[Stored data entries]
------------------------------------

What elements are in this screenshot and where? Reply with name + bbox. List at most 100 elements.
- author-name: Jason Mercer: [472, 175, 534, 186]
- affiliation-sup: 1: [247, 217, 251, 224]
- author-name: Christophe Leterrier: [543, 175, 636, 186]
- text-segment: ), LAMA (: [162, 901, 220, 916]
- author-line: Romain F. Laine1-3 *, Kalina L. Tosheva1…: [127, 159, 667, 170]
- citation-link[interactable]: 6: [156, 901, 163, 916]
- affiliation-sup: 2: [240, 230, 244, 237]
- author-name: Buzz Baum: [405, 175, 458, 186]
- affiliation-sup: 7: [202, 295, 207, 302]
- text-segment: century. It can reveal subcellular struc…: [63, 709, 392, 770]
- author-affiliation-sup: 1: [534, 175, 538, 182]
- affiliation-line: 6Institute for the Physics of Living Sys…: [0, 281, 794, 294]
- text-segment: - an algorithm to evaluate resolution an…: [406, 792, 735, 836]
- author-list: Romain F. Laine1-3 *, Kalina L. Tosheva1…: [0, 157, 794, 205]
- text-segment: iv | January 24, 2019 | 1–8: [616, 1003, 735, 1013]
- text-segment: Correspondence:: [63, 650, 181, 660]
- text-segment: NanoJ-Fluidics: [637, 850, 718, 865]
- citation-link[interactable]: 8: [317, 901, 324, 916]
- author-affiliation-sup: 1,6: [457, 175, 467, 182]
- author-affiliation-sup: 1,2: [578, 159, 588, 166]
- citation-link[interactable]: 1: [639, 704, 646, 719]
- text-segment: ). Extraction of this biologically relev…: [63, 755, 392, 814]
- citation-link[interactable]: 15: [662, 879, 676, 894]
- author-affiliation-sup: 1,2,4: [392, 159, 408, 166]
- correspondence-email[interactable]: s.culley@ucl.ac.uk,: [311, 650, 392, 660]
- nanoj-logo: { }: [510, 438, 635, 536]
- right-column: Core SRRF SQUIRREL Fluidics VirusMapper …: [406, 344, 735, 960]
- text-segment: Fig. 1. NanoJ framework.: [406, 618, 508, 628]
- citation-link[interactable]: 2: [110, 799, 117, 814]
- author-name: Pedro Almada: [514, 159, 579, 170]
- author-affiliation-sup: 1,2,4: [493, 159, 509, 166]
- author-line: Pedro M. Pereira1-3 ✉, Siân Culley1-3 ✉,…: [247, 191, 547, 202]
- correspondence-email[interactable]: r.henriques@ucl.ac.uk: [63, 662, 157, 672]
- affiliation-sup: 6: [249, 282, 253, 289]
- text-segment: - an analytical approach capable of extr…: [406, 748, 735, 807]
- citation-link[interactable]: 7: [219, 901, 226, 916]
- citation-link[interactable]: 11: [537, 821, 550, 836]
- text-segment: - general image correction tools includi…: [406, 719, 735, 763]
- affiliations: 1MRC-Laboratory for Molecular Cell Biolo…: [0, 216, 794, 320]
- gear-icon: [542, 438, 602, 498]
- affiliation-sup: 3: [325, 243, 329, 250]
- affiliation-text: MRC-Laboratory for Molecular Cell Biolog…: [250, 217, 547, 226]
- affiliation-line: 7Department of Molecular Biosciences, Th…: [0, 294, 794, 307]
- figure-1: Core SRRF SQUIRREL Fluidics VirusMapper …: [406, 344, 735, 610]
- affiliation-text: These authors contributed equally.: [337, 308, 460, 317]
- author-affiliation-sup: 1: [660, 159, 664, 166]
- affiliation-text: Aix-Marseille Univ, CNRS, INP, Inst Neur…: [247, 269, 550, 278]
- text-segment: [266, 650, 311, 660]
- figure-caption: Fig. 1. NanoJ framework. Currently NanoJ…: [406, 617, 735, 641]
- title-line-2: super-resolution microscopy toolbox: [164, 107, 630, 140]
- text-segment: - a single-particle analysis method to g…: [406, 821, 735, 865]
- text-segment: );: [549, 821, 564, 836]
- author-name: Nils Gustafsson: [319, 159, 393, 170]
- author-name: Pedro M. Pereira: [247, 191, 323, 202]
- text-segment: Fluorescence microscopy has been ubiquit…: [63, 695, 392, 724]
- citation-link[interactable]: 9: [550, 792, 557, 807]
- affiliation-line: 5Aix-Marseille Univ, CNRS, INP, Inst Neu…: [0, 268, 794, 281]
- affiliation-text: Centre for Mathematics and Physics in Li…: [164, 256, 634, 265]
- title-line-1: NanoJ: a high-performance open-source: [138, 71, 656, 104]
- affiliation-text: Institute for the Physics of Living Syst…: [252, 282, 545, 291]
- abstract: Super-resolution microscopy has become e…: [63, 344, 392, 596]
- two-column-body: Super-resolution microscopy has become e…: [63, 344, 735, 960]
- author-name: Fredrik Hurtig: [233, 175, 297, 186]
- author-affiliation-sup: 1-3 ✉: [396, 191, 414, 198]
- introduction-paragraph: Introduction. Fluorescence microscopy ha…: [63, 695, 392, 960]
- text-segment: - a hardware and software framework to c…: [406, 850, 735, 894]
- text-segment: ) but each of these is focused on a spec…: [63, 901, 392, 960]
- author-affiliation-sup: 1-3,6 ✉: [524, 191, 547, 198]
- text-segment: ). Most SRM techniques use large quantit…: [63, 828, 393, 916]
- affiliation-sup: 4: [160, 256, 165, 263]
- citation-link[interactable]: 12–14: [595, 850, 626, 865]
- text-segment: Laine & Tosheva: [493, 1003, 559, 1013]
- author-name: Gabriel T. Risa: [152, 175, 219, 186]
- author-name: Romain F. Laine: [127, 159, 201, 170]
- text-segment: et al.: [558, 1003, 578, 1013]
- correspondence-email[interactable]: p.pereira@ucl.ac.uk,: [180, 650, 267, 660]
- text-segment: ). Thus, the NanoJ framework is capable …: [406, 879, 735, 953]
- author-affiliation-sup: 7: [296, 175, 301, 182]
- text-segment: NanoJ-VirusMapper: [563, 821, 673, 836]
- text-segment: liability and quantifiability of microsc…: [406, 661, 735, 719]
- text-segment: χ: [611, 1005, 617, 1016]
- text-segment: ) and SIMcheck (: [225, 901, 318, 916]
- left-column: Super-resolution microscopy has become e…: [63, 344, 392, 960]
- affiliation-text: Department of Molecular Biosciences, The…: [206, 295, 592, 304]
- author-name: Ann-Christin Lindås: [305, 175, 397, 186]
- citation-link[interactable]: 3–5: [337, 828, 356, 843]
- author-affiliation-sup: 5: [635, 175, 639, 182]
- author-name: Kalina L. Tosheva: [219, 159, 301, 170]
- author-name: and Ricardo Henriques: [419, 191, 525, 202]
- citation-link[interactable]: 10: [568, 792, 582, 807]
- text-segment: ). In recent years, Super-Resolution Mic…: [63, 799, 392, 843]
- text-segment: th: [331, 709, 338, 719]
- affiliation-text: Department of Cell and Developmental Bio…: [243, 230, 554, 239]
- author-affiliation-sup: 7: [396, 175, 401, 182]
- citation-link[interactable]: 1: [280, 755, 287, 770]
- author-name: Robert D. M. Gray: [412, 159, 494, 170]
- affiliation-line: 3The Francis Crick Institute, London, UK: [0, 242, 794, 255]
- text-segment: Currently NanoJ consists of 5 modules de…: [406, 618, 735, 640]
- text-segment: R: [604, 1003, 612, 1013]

------------------------------------

An exact copy of all the records is the only acceptable answer.

* Your response:
What elements are in this screenshot and where? Reply with name + bbox. List at most 100 elements.
- author-name: Jason Mercer: [472, 175, 534, 186]
- affiliation-sup: 1: [247, 217, 251, 224]
- author-name: Christophe Leterrier: [543, 175, 636, 186]
- text-segment: ), LAMA (: [162, 901, 220, 916]
- author-line: Romain F. Laine1-3 *, Kalina L. Tosheva1…: [127, 159, 667, 170]
- citation-link[interactable]: 6: [156, 901, 163, 916]
- affiliation-sup: 2: [240, 230, 244, 237]
- author-name: Buzz Baum: [405, 175, 458, 186]
- affiliation-sup: 7: [202, 295, 207, 302]
- text-segment: century. It can reveal subcellular struc…: [63, 709, 392, 770]
- author-affiliation-sup: 1: [534, 175, 538, 182]
- affiliation-line: 6Institute for the Physics of Living Sys…: [0, 281, 794, 294]
- text-segment: - an algorithm to evaluate resolution an…: [406, 792, 735, 836]
- author-list: Romain F. Laine1-3 *, Kalina L. Tosheva1…: [0, 157, 794, 205]
- text-segment: iv | January 24, 2019 | 1–8: [616, 1003, 735, 1013]
- text-segment: Correspondence:: [63, 650, 181, 660]
- text-segment: NanoJ-Fluidics: [637, 850, 718, 865]
- citation-link[interactable]: 8: [317, 901, 324, 916]
- author-affiliation-sup: 1,6: [457, 175, 467, 182]
- author-affiliation-sup: 1,2: [578, 159, 588, 166]
- citation-link[interactable]: 1: [639, 704, 646, 719]
- text-segment: ). Extraction of this biologically relev…: [63, 755, 392, 814]
- citation-link[interactable]: 15: [662, 879, 676, 894]
- author-affiliation-sup: 1,2,4: [392, 159, 408, 166]
- correspondence-email[interactable]: s.culley@ucl.ac.uk,: [311, 650, 392, 660]
- nanoj-logo: { }: [510, 438, 635, 536]
- right-column: Core SRRF SQUIRREL Fluidics VirusMapper …: [406, 344, 735, 960]
- text-segment: Fig. 1. NanoJ framework.: [406, 618, 508, 628]
- citation-link[interactable]: 2: [110, 799, 117, 814]
- author-name: Pedro Almada: [514, 159, 579, 170]
- author-affiliation-sup: 1,2,4: [493, 159, 509, 166]
- author-line: Pedro M. Pereira1-3 ✉, Siân Culley1-3 ✉,…: [247, 191, 547, 202]
- correspondence-email[interactable]: r.henriques@ucl.ac.uk: [63, 662, 157, 672]
- affiliation-sup: 6: [249, 282, 253, 289]
- text-segment: - an analytical approach capable of extr…: [406, 748, 735, 807]
- citation-link[interactable]: 7: [219, 901, 226, 916]
- citation-link[interactable]: 11: [537, 821, 550, 836]
- text-segment: - general image correction tools includi…: [406, 719, 735, 763]
- affiliations: 1MRC-Laboratory for Molecular Cell Biolo…: [0, 216, 794, 320]
- gear-icon: [542, 438, 602, 498]
- affiliation-sup: 3: [325, 243, 329, 250]
- affiliation-text: MRC-Laboratory for Molecular Cell Biolog…: [250, 217, 547, 226]
- affiliation-line: 7Department of Molecular Biosciences, Th…: [0, 294, 794, 307]
- figure-1: Core SRRF SQUIRREL Fluidics VirusMapper …: [406, 344, 735, 610]
- affiliation-text: These authors contributed equally.: [337, 308, 460, 317]
- author-affiliation-sup: 1: [660, 159, 664, 166]
- affiliation-text: Aix-Marseille Univ, CNRS, INP, Inst Neur…: [247, 269, 550, 278]
- text-segment: [266, 650, 311, 660]
- figure-caption: Fig. 1. NanoJ framework. Currently NanoJ…: [406, 617, 735, 641]
- title-line-2: super-resolution microscopy toolbox: [164, 107, 630, 140]
- text-segment: - a single-particle analysis method to g…: [406, 821, 735, 865]
- text-segment: );: [549, 821, 564, 836]
- author-name: Nils Gustafsson: [319, 159, 393, 170]
- author-name: Pedro M. Pereira: [247, 191, 323, 202]
- text-segment: Fluorescence microscopy has been ubiquit…: [63, 695, 392, 724]
- citation-link[interactable]: 9: [550, 792, 557, 807]
- affiliation-line: 5Aix-Marseille Univ, CNRS, INP, Inst Neu…: [0, 268, 794, 281]
- affiliation-text: Centre for Mathematics and Physics in Li…: [164, 256, 634, 265]
- title-line-1: NanoJ: a high-performance open-source: [138, 71, 656, 104]
- affiliation-text: Institute for the Physics of Living Syst…: [252, 282, 545, 291]
- abstract: Super-resolution microscopy has become e…: [63, 344, 392, 596]
- two-column-body: Super-resolution microscopy has become e…: [63, 344, 735, 960]
- author-name: Fredrik Hurtig: [233, 175, 297, 186]
- author-affiliation-sup: 1-3 ✉: [396, 191, 414, 198]
- introduction-paragraph: Introduction. Fluorescence microscopy ha…: [63, 695, 392, 960]
- text-segment: - a hardware and software framework to c…: [406, 850, 735, 894]
- text-segment: ) but each of these is focused on a spec…: [63, 901, 392, 960]
- author-affiliation-sup: 1-3,6 ✉: [524, 191, 547, 198]
- text-segment: ). Most SRM techniques use large quantit…: [63, 828, 393, 916]
- affiliation-sup: 4: [160, 256, 165, 263]
- citation-link[interactable]: 12–14: [595, 850, 626, 865]
- text-segment: Laine & Tosheva: [493, 1003, 559, 1013]
- author-name: Gabriel T. Risa: [152, 175, 219, 186]
- author-name: Romain F. Laine: [127, 159, 201, 170]
- text-segment: et al.: [558, 1003, 578, 1013]
- correspondence-email[interactable]: p.pereira@ucl.ac.uk,: [180, 650, 267, 660]
- text-segment: ). Thus, the NanoJ framework is capable …: [406, 879, 735, 953]
- author-affiliation-sup: 7: [296, 175, 301, 182]
- text-segment: NanoJ-VirusMapper: [563, 821, 673, 836]
- text-segment: liability and quantifiability of microsc…: [406, 661, 735, 719]
- text-segment: χ: [611, 1005, 617, 1016]
- text-segment: ) and SIMcheck (: [225, 901, 318, 916]
- left-column: Super-resolution microscopy has become e…: [63, 344, 392, 960]
- affiliation-text: Department of Molecular Biosciences, The…: [206, 295, 592, 304]
- author-name: Ann-Christin Lindås: [305, 175, 397, 186]
- citation-link[interactable]: 3–5: [337, 828, 356, 843]
- author-affiliation-sup: 5: [635, 175, 639, 182]
- author-name: Kalina L. Tosheva: [219, 159, 301, 170]
- author-name: and Ricardo Henriques: [419, 191, 525, 202]
- citation-link[interactable]: 10: [568, 792, 582, 807]
- text-segment: ). In recent years, Super-Resolution Mic…: [63, 799, 392, 843]
- text-segment: th: [331, 709, 338, 719]
- affiliation-text: Department of Cell and Developmental Bio…: [243, 230, 554, 239]
- author-affiliation-sup: 7: [396, 175, 401, 182]
- citation-link[interactable]: 1: [280, 755, 287, 770]
- author-name: Robert D. M. Gray: [412, 159, 494, 170]
- affiliation-line: 3The Francis Crick Institute, London, UK: [0, 242, 794, 255]
- text-segment: Currently NanoJ consists of 5 modules de…: [406, 618, 735, 640]
- text-segment: R: [604, 1003, 612, 1013]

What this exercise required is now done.